Fragmento seleccionado:
+++

Pero por mucho que se esfuercen el artificio literario y
la apologética, no nos explican todo. Si el autor de los Hechos,
haciendo un contraste muy señalado, opone la hostilidad agresiva
de los judíos y la benévola neutralidad de los poderes romanos en
cuanto a los primeros cristianos, hay buenas razones para pensar
que efectivamente así ocurrieron las cosas en sus grandes
lineamientos. En efecto, las querellas religiosas no interesan de por
sí a la autoridad romana. Esta parece tener por principio, y en todas
sus escalas, el no intervenir sino en la medida en que puedan
perturbar el orden público. El papel de Pilatos en el proceso de
Jesús se explica así, al igual que la ausencia total de reacciones
posteriores en la administración del procurador respecto de la
primera comunidad. Una vez desaparecido el que era considerado
como un agitador inquietante, poco importa que un puñado de
discípulos se mantenga fiel a su recuerdo: la sombra de los muertos
es impotente para fomentar una revolución. Son los judíos quienes
tienen que tomar, en el plano religioso, las medidas que les
parezcan útiles; para la autoridad romana, el asunto está archivado.
Cuando, en el futuro, los magistrados romanos, fuera
de Palestina, se vuelquen sobre el cristianismo naciente, en general
se deberá a la instigación de los judíos, y para llegar finalmente a un
sobreseimiento. El autor de los Hechos insiste, con visible
complacencia, sobre hechos que se producen en el sentido que
sostiene su tesis. Ha podido adornarlos, pero no puede creerse que
los haya inventado totalmente. Pablo y sus compañeros fueron
azotados con varas, encerrados en la cárcel y liberados al día
siguiente con una sentencia de expulsión; todo por haber sido
denunciados en Filipos de Macedonia a las autoridades municipales
por propaganda judía —y no cristiana— de carácter ilícito (Hechos
16,20-21); es un simple recuerdo de la aplicación estricta del
estatuto judío que, observado con exactitud, excluye las
conversiones de ciudadanos romanos. En Tesalónica, donde
conjugan sus quejas paganos y judíos, la acusación de mesianismo
político —"afirman que hay otro rey (basileus), Jesús"— (Hechos
17,7) no basta para decidir a los magistrados a que los traten con
medidas rigurosas.

+++

Tareas por hacer:
(a) Según el fragmento seleccionado, ¿en qué lugar fueron denunciados Pablo y sus compañeros ante las autoridades municipales?
(b) Traduce al inglés esta oración del fragmento seleccionado: "En efecto, las querellas religiosas no interesan de por sí a la autoridad romana."

Extractos de registros:

+++

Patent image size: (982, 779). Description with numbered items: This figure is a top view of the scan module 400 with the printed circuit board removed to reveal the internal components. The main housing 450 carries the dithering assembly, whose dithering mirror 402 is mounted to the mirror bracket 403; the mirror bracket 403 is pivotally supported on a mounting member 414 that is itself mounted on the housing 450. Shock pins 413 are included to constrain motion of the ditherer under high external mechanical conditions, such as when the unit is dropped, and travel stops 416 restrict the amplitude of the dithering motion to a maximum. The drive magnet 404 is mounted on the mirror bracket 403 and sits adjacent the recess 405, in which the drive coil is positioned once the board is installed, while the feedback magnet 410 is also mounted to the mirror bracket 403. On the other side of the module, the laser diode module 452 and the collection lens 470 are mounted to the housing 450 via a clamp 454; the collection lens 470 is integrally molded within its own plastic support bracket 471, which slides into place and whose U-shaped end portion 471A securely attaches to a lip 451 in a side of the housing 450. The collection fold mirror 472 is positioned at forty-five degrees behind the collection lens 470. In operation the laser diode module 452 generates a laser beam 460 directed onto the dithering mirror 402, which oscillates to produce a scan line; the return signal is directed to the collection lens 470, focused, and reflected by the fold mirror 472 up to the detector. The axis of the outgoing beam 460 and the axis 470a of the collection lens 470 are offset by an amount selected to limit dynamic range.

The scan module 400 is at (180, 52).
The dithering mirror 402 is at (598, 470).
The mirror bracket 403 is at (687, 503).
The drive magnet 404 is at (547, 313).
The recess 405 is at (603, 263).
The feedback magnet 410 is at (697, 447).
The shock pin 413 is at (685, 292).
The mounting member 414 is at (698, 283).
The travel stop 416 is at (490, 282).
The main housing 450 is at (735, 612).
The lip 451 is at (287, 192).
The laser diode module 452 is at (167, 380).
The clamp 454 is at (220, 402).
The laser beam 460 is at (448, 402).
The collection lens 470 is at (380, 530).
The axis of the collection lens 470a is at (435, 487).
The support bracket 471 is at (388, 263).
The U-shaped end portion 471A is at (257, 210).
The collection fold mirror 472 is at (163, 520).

+++

Resultados por tarea:
(a) En Filipos de Macedonia.

(b) Indeed, religious disputes do not in themselves concern the Roman authorities.